What is expected => Transcribe the entries below exactly.

___ Recorded information ___

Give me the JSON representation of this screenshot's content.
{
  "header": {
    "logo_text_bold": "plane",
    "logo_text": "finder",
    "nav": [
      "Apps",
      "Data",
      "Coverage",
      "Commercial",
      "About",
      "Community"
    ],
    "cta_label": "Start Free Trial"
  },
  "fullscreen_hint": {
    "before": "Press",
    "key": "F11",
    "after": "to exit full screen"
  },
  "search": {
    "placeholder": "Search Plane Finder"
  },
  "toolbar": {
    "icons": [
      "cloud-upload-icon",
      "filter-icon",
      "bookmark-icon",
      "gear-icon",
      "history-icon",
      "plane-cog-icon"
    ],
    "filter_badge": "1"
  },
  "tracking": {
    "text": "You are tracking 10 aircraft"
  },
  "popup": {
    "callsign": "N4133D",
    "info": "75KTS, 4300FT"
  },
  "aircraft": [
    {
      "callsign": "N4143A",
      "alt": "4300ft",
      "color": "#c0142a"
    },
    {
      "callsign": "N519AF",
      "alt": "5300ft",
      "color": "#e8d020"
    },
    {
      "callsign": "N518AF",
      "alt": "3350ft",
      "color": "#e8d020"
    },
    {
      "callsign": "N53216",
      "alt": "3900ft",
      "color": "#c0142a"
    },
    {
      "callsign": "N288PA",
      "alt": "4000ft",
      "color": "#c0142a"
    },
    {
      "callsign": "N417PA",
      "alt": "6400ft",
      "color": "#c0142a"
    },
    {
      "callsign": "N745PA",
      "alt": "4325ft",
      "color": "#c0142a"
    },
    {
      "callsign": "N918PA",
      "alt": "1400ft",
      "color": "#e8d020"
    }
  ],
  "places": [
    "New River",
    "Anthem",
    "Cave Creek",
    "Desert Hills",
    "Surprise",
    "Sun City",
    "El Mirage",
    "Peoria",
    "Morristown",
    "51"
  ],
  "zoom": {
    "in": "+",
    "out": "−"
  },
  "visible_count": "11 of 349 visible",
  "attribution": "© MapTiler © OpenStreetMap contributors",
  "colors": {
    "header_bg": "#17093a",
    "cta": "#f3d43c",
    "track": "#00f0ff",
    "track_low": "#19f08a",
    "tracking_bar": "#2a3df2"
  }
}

___

Exercise output =>
Give me the JSON representation of this screenshot's content.
{
  "header": {
    "logo_text_bold": "plane",
    "logo_text": "finder",
    "nav": [
      "Apps",
      "Data",
      "Coverage",
      "Commercial",
      "About",
      "Community"
    ],
    "cta_label": "Start Free Trial"
  },
  "fullscreen_hint": {
    "before": "Press",
    "key": "F11",
    "after": "to exit full screen"
  },
  "search": {
    "placeholder": "Search Plane Finder"
  },
  "toolbar": {
    "icons": [
      "cloud-upload-icon",
      "filter-icon",
      "bookmark-icon",
      "gear-icon",
      "history-icon",
      "plane-cog-icon"
    ],
    "filter_badge": "1"
  },
  "tracking": {
    "text": "You are tracking 10 aircraft"
  },
  "popup": {
    "callsign": "N4133D",
    "info": "75KTS, 4300FT"
  },
  "aircraft": [
    {
      "callsign": "N4143A",
      "alt": "4300ft",
      "color": "#c0142a"
    },
    {
      "callsign": "N519AF",
      "alt": "5300ft",
      "color": "#e8d020"
    },
    {
      "callsign": "N518AF",
      "alt": "3350ft",
      "color": "#e8d020"
    },
    {
      "callsign": "N53216",
      "alt": "3900ft",
      "color": "#c0142a"
    },
    {
      "callsign": "N288PA",
      "alt": "4000ft",
      "color": "#c0142a"
    },
    {
      "callsign": "N417PA",
      "alt": "6400ft",
      "color": "#c0142a"
    },
    {
      "callsign": "N745PA",
      "alt": "4325ft",
      "color": "#c0142a"
    },
    {
      "callsign": "N918PA",
      "alt": "1400ft",
      "color": "#e8d020"
    }
  ],
  "places": [
    "New River",
    "Anthem",
    "Cave Creek",
    "Desert Hills",
    "Surprise",
    "Sun City",
    "El Mirage",
    "Peoria",
    "Morristown",
    "51"
  ],
  "zoom": {
    "in": "+",
    "out": "−"
  },
  "visible_count": "11 of 349 visible",
  "attribution": "© MapTiler © OpenStreetMap contributors",
  "colors": {
    "header_bg": "#17093a",
    "cta": "#f3d43c",
    "track": "#00f0ff",
    "track_low": "#19f08a",
    "tracking_bar": "#2a3df2"
  }
}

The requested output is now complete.